• [What this task involves]:
Find every line with the word "Debt". Copy those lines.

--------

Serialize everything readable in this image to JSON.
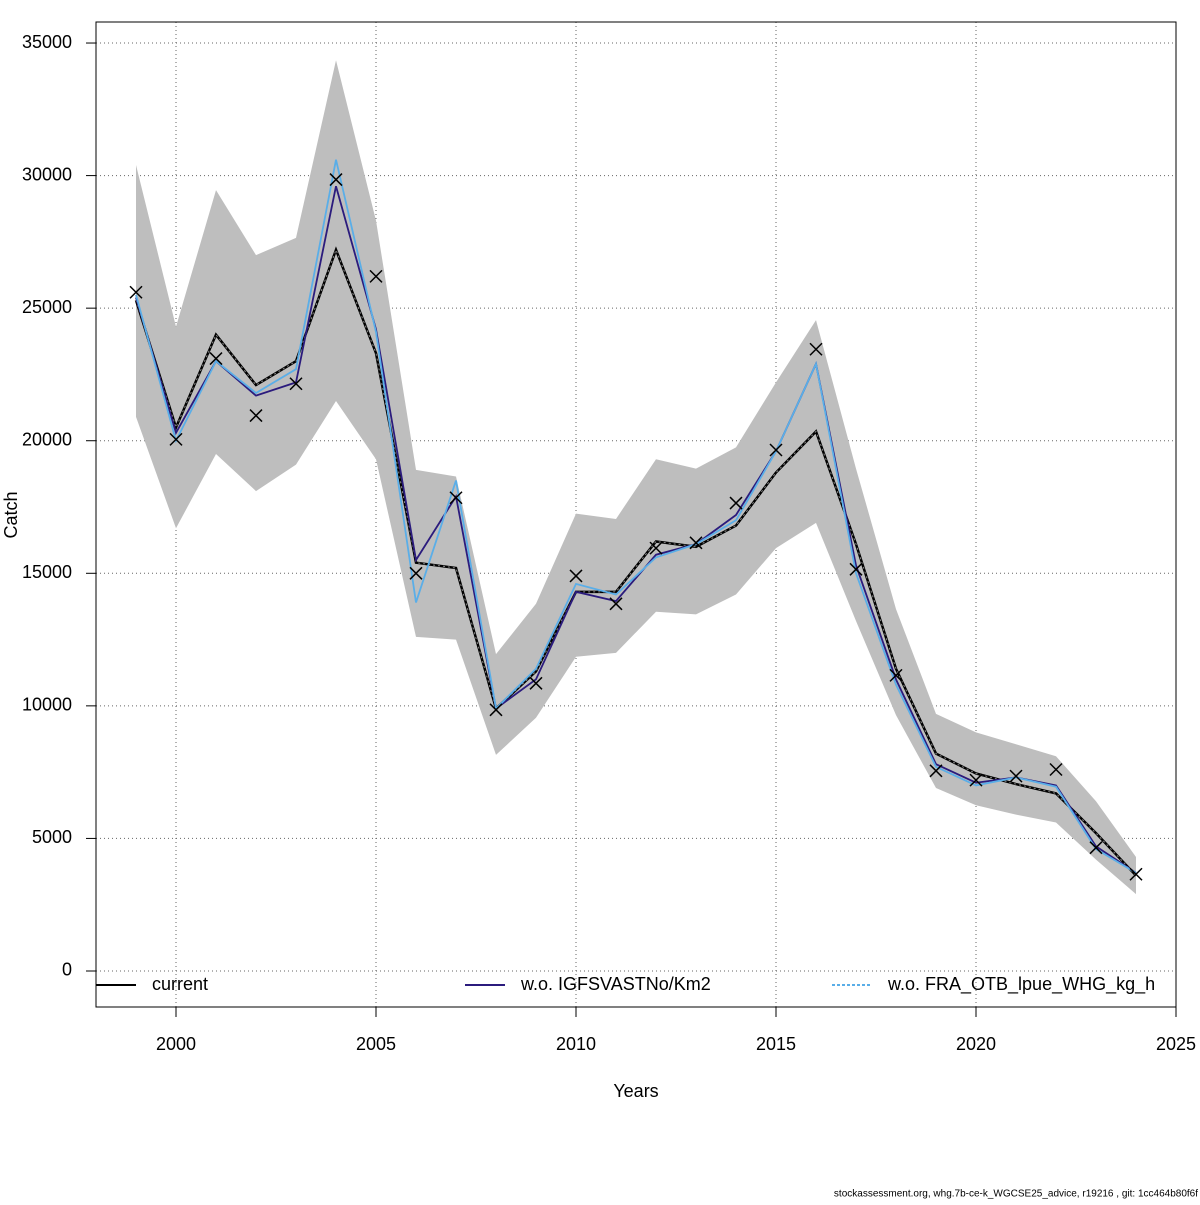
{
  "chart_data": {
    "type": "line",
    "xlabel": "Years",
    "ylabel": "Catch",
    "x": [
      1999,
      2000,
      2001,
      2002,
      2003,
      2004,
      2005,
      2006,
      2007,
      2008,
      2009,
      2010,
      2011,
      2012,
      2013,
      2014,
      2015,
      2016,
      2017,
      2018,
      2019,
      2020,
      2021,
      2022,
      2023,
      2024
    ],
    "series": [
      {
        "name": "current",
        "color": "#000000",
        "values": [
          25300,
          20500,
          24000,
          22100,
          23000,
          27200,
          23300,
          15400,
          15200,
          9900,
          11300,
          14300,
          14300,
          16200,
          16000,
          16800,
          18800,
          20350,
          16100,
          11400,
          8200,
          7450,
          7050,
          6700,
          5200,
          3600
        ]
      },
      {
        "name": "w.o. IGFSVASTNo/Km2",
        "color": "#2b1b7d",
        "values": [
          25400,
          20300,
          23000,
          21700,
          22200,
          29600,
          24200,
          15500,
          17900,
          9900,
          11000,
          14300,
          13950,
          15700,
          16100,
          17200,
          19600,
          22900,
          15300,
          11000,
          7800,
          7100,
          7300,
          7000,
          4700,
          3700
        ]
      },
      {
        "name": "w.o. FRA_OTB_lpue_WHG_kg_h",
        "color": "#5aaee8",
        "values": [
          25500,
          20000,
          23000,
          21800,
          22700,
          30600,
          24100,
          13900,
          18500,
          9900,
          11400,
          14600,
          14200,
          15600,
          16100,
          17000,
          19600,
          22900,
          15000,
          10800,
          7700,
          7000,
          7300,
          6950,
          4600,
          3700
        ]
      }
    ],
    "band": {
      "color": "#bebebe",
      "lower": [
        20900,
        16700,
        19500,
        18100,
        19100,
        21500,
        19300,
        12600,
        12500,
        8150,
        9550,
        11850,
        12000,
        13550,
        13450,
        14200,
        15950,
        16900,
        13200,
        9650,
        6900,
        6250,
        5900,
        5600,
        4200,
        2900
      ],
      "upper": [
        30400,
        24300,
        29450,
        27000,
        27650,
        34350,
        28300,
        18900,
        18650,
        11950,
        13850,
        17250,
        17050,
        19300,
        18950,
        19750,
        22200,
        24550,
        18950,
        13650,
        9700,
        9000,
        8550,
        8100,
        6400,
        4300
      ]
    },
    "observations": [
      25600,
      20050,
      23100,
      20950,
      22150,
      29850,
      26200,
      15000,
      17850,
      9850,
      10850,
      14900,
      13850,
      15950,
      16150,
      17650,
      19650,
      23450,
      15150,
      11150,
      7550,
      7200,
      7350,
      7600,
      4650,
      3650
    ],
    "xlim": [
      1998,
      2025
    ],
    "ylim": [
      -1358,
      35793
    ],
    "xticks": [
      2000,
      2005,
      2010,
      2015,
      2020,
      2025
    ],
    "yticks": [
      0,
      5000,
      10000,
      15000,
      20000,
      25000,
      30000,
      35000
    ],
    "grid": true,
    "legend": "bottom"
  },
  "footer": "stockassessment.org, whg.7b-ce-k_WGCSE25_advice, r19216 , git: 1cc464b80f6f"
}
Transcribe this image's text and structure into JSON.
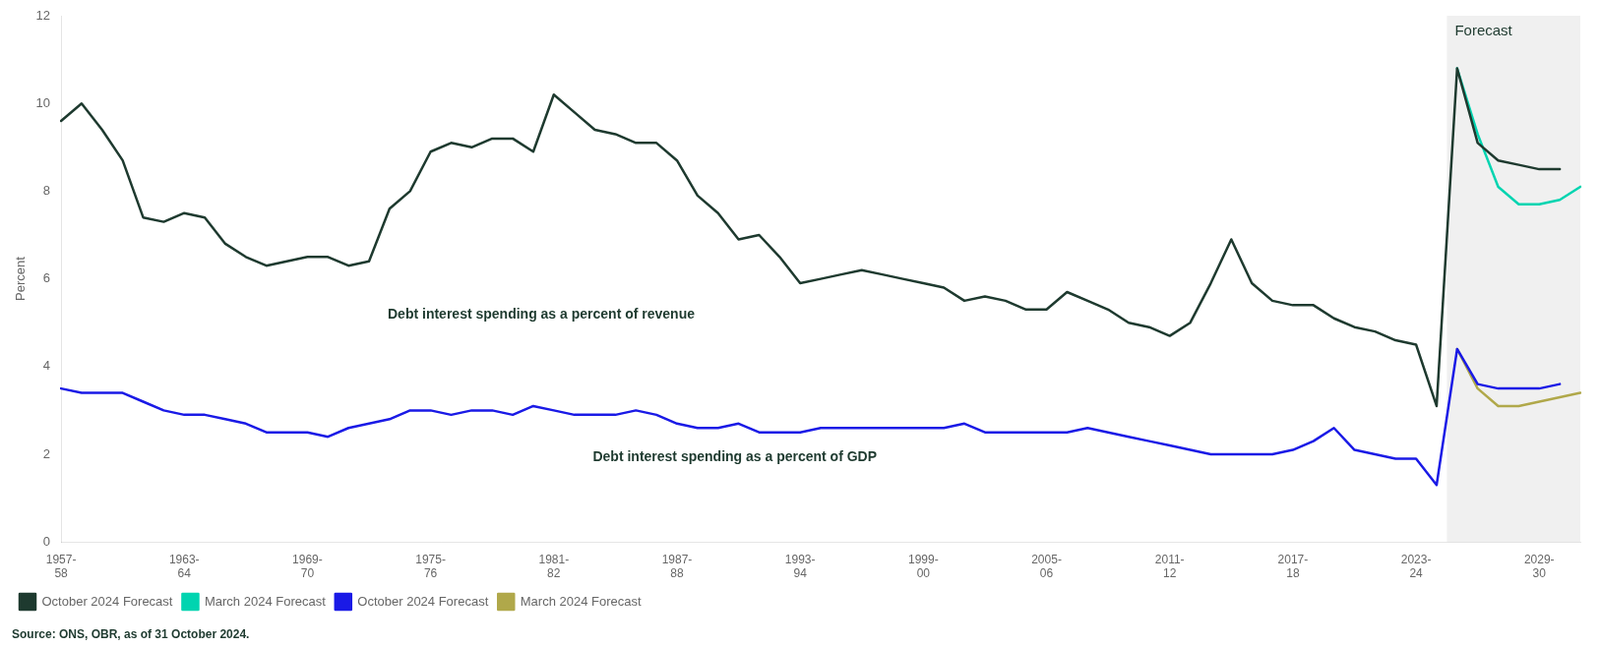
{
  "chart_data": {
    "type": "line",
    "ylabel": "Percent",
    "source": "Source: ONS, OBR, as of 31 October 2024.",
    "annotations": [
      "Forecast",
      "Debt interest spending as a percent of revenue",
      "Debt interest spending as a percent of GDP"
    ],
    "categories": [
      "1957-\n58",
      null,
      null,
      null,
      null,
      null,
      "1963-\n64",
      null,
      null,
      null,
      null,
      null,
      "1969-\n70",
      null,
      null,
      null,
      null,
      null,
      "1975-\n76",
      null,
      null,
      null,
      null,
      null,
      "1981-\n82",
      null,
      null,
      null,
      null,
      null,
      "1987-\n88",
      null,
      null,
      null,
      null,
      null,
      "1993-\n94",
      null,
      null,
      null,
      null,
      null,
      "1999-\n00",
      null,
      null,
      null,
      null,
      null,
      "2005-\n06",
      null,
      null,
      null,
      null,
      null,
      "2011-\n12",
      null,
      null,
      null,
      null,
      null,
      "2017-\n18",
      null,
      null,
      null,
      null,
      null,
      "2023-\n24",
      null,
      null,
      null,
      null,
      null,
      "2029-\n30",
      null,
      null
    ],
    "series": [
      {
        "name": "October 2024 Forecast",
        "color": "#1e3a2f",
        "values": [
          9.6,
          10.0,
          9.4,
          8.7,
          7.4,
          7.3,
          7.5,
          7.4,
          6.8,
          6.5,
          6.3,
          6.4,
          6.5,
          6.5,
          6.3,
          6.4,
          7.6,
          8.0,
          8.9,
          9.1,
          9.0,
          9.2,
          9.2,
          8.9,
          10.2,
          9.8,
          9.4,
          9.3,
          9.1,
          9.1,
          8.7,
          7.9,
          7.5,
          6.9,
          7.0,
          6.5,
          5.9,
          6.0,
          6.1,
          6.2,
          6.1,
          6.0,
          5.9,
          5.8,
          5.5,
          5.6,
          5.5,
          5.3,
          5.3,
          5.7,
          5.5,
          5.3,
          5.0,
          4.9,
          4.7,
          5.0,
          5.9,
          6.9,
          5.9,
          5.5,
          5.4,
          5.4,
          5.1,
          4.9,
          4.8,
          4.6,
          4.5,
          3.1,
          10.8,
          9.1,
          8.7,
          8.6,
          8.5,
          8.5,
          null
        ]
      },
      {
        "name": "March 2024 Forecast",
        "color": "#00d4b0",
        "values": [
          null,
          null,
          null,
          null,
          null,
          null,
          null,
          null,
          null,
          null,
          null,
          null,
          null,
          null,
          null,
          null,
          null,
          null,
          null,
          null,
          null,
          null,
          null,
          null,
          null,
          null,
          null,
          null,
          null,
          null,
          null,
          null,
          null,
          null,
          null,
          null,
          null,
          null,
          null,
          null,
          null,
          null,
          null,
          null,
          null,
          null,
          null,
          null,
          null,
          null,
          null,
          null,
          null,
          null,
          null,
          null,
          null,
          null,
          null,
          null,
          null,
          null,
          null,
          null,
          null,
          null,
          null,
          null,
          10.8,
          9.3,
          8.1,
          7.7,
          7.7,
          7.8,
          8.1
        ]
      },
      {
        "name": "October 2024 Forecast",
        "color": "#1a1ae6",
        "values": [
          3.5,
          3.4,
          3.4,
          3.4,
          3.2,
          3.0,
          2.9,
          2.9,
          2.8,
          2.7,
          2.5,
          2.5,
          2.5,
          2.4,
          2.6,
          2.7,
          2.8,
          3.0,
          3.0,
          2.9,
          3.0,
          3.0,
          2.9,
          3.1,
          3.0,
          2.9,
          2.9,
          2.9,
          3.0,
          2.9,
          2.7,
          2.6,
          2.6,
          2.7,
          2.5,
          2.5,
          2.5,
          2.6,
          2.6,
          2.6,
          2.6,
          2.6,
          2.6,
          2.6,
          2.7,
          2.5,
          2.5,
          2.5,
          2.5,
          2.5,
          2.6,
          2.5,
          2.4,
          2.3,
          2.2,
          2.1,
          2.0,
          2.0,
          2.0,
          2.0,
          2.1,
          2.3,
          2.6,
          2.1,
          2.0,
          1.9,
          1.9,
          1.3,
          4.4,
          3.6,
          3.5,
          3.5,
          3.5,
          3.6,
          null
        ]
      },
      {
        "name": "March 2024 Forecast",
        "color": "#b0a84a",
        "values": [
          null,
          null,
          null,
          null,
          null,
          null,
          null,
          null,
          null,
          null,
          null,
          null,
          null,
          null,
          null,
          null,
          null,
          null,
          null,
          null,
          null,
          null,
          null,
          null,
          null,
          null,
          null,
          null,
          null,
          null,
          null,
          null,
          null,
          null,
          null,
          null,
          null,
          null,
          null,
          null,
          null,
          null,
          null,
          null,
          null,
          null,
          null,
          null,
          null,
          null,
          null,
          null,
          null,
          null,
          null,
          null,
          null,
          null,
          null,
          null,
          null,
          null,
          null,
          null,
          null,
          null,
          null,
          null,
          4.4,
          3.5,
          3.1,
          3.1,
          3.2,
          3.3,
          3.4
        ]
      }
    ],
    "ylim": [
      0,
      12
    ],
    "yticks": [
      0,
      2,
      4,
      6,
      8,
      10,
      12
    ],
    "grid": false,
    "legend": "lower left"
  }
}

--------

• [Response to the exercise]:
      "Debt interest spending as a percent of revenue",
      "Debt interest spending as a percent of GDP"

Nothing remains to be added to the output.